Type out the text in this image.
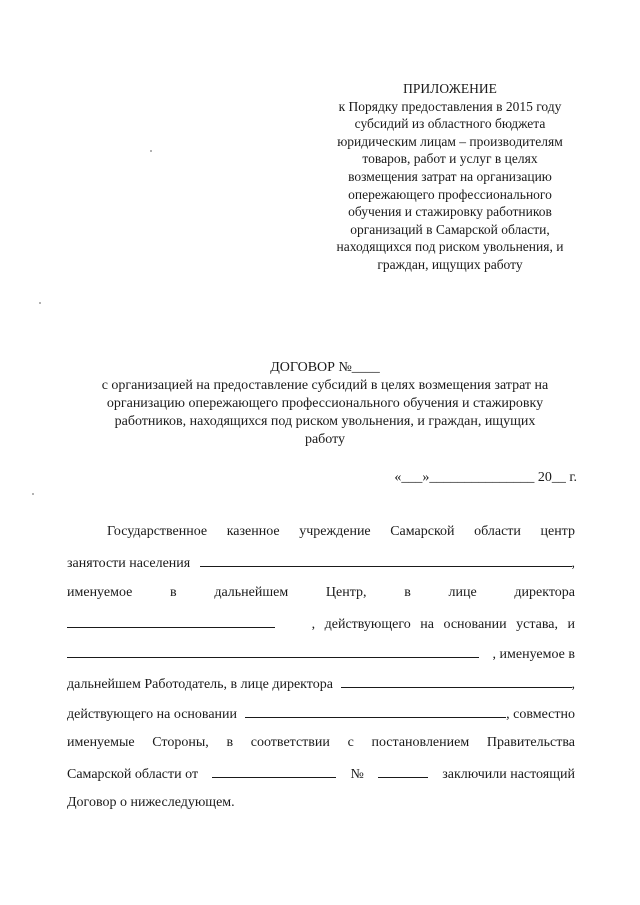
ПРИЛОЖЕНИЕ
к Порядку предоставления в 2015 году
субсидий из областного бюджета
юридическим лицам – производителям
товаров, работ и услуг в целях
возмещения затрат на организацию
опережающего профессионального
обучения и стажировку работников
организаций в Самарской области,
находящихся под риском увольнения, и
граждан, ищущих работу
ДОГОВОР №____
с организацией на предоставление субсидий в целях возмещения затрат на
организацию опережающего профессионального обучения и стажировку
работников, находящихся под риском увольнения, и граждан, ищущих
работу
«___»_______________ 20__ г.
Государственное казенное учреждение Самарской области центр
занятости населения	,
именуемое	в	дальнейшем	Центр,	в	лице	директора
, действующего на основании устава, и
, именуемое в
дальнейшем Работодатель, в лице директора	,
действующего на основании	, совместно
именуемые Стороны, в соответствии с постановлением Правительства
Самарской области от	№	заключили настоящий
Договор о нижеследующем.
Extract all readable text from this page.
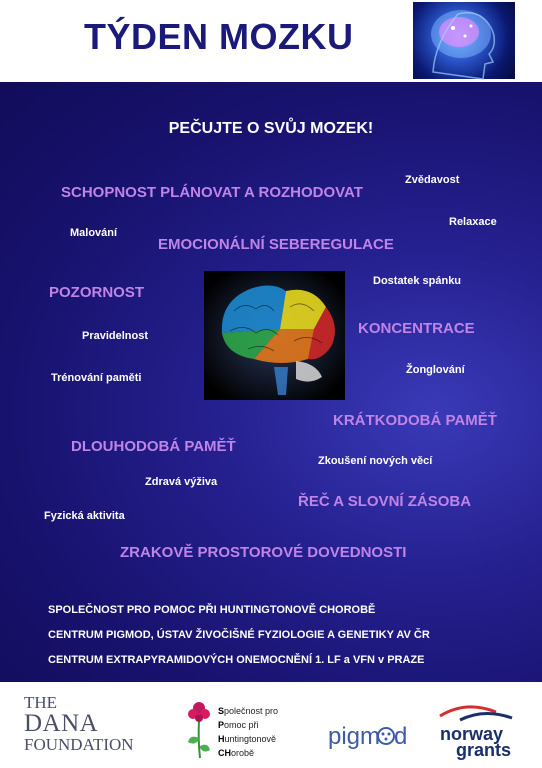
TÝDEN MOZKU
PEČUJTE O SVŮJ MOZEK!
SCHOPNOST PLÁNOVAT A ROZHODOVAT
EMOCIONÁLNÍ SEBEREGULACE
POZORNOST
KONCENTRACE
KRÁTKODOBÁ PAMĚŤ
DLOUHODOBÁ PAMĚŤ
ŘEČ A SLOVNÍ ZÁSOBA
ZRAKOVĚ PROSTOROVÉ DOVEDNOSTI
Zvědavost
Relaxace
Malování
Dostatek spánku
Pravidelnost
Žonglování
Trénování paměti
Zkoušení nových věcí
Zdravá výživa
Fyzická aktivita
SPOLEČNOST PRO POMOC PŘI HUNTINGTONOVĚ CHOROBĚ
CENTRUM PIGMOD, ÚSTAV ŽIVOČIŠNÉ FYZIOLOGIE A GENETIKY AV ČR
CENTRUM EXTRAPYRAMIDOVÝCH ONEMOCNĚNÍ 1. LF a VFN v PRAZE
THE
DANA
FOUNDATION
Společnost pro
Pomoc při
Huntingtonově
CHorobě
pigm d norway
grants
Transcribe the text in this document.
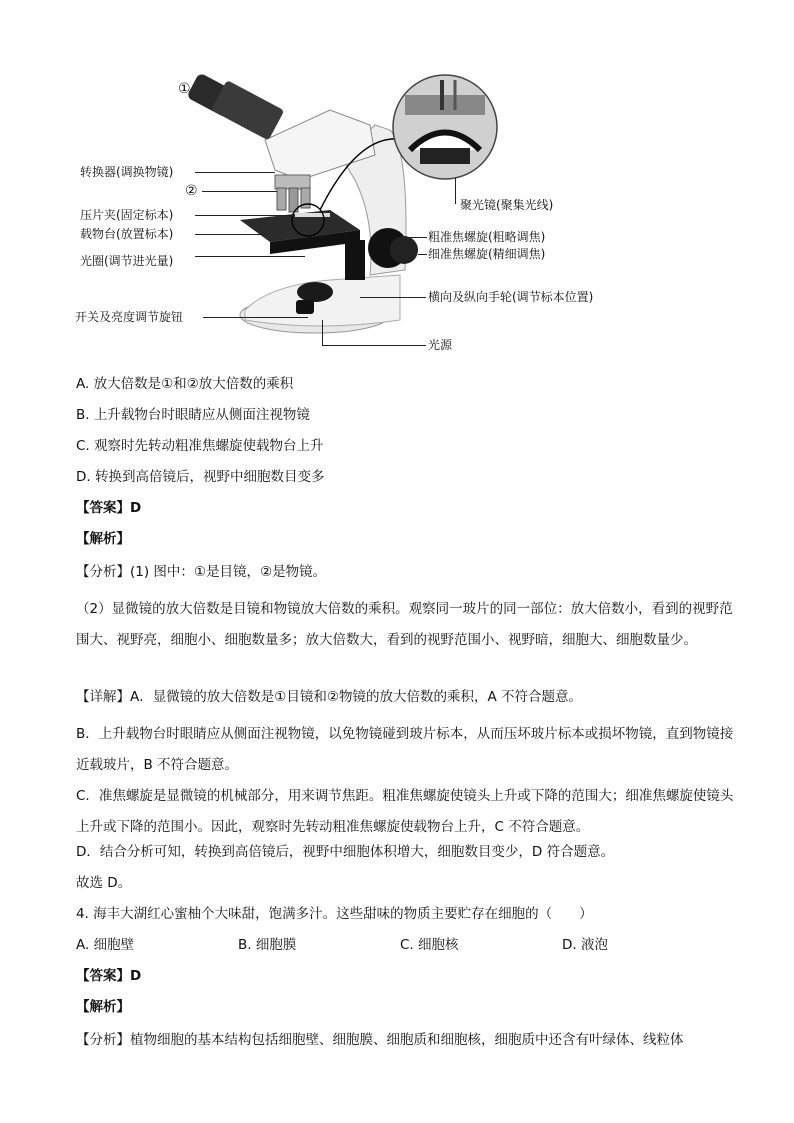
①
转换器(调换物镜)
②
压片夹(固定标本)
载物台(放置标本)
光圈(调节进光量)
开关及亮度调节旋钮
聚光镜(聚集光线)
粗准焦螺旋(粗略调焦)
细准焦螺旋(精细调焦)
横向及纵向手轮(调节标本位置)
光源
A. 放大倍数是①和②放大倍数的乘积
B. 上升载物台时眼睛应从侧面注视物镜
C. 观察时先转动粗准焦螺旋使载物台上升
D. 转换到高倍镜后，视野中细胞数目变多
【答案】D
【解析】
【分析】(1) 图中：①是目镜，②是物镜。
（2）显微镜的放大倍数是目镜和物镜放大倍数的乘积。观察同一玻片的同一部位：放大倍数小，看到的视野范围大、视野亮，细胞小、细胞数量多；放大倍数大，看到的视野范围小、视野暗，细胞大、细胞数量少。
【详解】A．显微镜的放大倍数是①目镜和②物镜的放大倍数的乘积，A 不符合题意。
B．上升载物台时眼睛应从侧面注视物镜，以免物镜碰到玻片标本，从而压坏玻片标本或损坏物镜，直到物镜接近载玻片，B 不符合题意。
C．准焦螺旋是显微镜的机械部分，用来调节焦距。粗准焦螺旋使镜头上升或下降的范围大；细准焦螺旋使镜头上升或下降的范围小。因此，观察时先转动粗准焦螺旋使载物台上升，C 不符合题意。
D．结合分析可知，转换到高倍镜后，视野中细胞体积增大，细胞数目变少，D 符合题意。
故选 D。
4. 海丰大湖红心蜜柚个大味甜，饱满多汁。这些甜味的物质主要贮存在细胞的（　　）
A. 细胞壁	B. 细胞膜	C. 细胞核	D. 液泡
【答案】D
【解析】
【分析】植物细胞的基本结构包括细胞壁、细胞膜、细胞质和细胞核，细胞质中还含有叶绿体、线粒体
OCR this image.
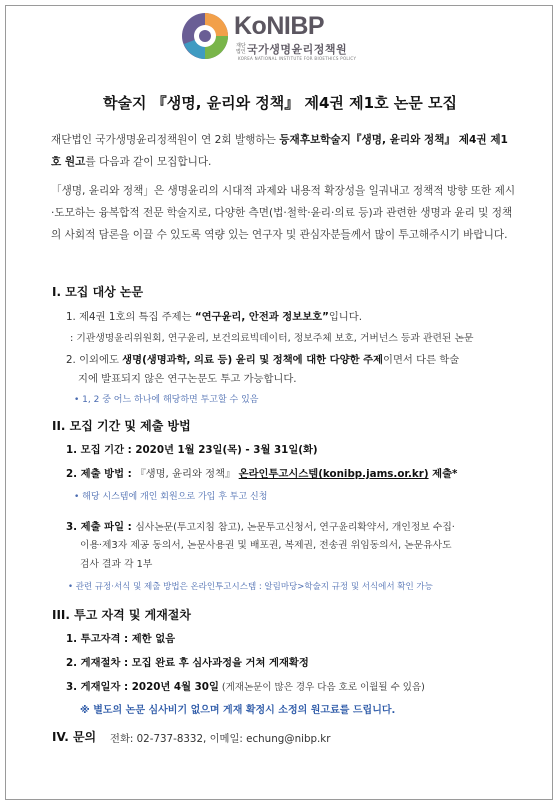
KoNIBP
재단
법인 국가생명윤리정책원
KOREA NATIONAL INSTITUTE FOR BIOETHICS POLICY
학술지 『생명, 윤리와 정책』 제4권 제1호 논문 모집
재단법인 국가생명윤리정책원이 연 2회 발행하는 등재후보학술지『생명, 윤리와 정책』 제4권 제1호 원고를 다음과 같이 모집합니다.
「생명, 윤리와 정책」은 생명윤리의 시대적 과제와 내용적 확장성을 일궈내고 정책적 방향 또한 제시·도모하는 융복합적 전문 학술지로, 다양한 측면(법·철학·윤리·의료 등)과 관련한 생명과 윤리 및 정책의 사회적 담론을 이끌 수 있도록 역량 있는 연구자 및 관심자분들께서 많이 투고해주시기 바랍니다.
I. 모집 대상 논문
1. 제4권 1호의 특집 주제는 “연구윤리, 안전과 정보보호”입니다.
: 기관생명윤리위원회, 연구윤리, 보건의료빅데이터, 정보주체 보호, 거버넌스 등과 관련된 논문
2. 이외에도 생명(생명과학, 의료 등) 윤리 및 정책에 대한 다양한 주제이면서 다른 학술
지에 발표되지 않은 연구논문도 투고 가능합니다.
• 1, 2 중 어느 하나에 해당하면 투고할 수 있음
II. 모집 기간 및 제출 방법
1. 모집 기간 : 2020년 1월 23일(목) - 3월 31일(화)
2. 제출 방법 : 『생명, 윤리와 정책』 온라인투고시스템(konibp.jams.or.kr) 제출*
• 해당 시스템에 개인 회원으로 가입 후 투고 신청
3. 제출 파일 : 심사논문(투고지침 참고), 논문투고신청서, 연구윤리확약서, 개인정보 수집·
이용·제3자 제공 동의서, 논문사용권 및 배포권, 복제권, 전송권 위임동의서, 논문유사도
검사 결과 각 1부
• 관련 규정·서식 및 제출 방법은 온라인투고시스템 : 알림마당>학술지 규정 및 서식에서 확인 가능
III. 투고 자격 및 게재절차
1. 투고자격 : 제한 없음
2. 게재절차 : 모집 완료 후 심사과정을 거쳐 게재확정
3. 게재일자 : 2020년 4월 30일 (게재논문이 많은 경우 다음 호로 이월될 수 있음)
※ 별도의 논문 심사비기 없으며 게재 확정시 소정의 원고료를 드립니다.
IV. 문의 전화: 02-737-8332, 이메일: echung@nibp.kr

_____

▶ REQUIRED WORK: The records above must be echoed exactly, minus their pictures.

▶ FINAL RESULT:
Type out the text in this image.
ПРИЛОЖЕНИЕ
к Порядку предоставления в 2015 году
субсидий из областного бюджета
юридическим лицам – производителям
товаров, работ и услуг в целях
возмещения затрат на организацию
опережающего профессионального
обучения и стажировку работников
организаций в Самарской области,
находящихся под риском увольнения, и
граждан, ищущих работу
ДОГОВОР №____
с организацией на предоставление субсидий в целях возмещения затрат на
организацию опережающего профессионального обучения и стажировку
работников, находящихся под риском увольнения, и граждан, ищущих
работу
«___»_______________ 20__ г.
Государственное казенное учреждение Самарской области центр
занятости населения	,
именуемое	в	дальнейшем	Центр,	в	лице	директора
, действующего на основании устава, и
, именуемое в
дальнейшем Работодатель, в лице директора	,
действующего на основании	, совместно
именуемые Стороны, в соответствии с постановлением Правительства
Самарской области от	№	заключили настоящий
Договор о нижеследующем.
Extract all readable text from this page.
TÝDEN MOZKU
PEČUJTE O SVŮJ MOZEK!
SCHOPNOST PLÁNOVAT A ROZHODOVAT
EMOCIONÁLNÍ SEBEREGULACE
POZORNOST
KONCENTRACE
KRÁTKODOBÁ PAMĚŤ
DLOUHODOBÁ PAMĚŤ
ŘEČ A SLOVNÍ ZÁSOBA
ZRAKOVĚ PROSTOROVÉ DOVEDNOSTI
Zvědavost
Relaxace
Malování
Dostatek spánku
Pravidelnost
Žonglování
Trénování paměti
Zkoušení nových věcí
Zdravá výživa
Fyzická aktivita
SPOLEČNOST PRO POMOC PŘI HUNTINGTONOVĚ CHOROBĚ
CENTRUM PIGMOD, ÚSTAV ŽIVOČIŠNÉ FYZIOLOGIE A GENETIKY AV ČR
CENTRUM EXTRAPYRAMIDOVÝCH ONEMOCNĚNÍ 1. LF a VFN v PRAZE
THE
DANA
FOUNDATION
Společnost pro
Pomoc při
Huntingtonově
CHorobě
pigm d norway
grants
Transcribe the text in this document.
①
转换器(调换物镜)
②
压片夹(固定标本)
载物台(放置标本)
光圈(调节进光量)
开关及亮度调节旋钮
聚光镜(聚集光线)
粗准焦螺旋(粗略调焦)
细准焦螺旋(精细调焦)
横向及纵向手轮(调节标本位置)
光源
A. 放大倍数是①和②放大倍数的乘积
B. 上升载物台时眼睛应从侧面注视物镜
C. 观察时先转动粗准焦螺旋使载物台上升
D. 转换到高倍镜后，视野中细胞数目变多
【答案】D
【解析】
【分析】(1) 图中：①是目镜，②是物镜。
（2）显微镜的放大倍数是目镜和物镜放大倍数的乘积。观察同一玻片的同一部位：放大倍数小，看到的视野范围大、视野亮，细胞小、细胞数量多；放大倍数大，看到的视野范围小、视野暗，细胞大、细胞数量少。
【详解】A．显微镜的放大倍数是①目镜和②物镜的放大倍数的乘积，A 不符合题意。
B．上升载物台时眼睛应从侧面注视物镜，以免物镜碰到玻片标本，从而压坏玻片标本或损坏物镜，直到物镜接近载玻片，B 不符合题意。
C．准焦螺旋是显微镜的机械部分，用来调节焦距。粗准焦螺旋使镜头上升或下降的范围大；细准焦螺旋使镜头上升或下降的范围小。因此，观察时先转动粗准焦螺旋使载物台上升，C 不符合题意。
D．结合分析可知，转换到高倍镜后，视野中细胞体积增大，细胞数目变少，D 符合题意。
故选 D。
4. 海丰大湖红心蜜柚个大味甜，饱满多汁。这些甜味的物质主要贮存在细胞的（　　）
A. 细胞壁	B. 细胞膜	C. 细胞核	D. 液泡
【答案】D
【解析】
【分析】植物细胞的基本结构包括细胞壁、细胞膜、细胞质和细胞核，细胞质中还含有叶绿体、线粒体
OCR this image.
KoNIBP
재단
법인 국가생명윤리정책원
KOREA NATIONAL INSTITUTE FOR BIOETHICS POLICY
학술지 『생명, 윤리와 정책』 제4권 제1호 논문 모집
재단법인 국가생명윤리정책원이 연 2회 발행하는 등재후보학술지『생명, 윤리와 정책』 제4권 제1호 원고를 다음과 같이 모집합니다.
「생명, 윤리와 정책」은 생명윤리의 시대적 과제와 내용적 확장성을 일궈내고 정책적 방향 또한 제시·도모하는 융복합적 전문 학술지로, 다양한 측면(법·철학·윤리·의료 등)과 관련한 생명과 윤리 및 정책의 사회적 담론을 이끌 수 있도록 역량 있는 연구자 및 관심자분들께서 많이 투고해주시기 바랍니다.
I. 모집 대상 논문
1. 제4권 1호의 특집 주제는 “연구윤리, 안전과 정보보호”입니다.
: 기관생명윤리위원회, 연구윤리, 보건의료빅데이터, 정보주체 보호, 거버넌스 등과 관련된 논문
2. 이외에도 생명(생명과학, 의료 등) 윤리 및 정책에 대한 다양한 주제이면서 다른 학술
지에 발표되지 않은 연구논문도 투고 가능합니다.
• 1, 2 중 어느 하나에 해당하면 투고할 수 있음
II. 모집 기간 및 제출 방법
1. 모집 기간 : 2020년 1월 23일(목) - 3월 31일(화)
2. 제출 방법 : 『생명, 윤리와 정책』 온라인투고시스템(konibp.jams.or.kr) 제출*
• 해당 시스템에 개인 회원으로 가입 후 투고 신청
3. 제출 파일 : 심사논문(투고지침 참고), 논문투고신청서, 연구윤리확약서, 개인정보 수집·
이용·제3자 제공 동의서, 논문사용권 및 배포권, 복제권, 전송권 위임동의서, 논문유사도
검사 결과 각 1부
• 관련 규정·서식 및 제출 방법은 온라인투고시스템 : 알림마당>학술지 규정 및 서식에서 확인 가능
III. 투고 자격 및 게재절차
1. 투고자격 : 제한 없음
2. 게재절차 : 모집 완료 후 심사과정을 거쳐 게재확정
3. 게재일자 : 2020년 4월 30일 (게재논문이 많은 경우 다음 호로 이월될 수 있음)
※ 별도의 논문 심사비기 없으며 게재 확정시 소정의 원고료를 드립니다.
IV. 문의 전화: 02-737-8332, 이메일: echung@nibp.kr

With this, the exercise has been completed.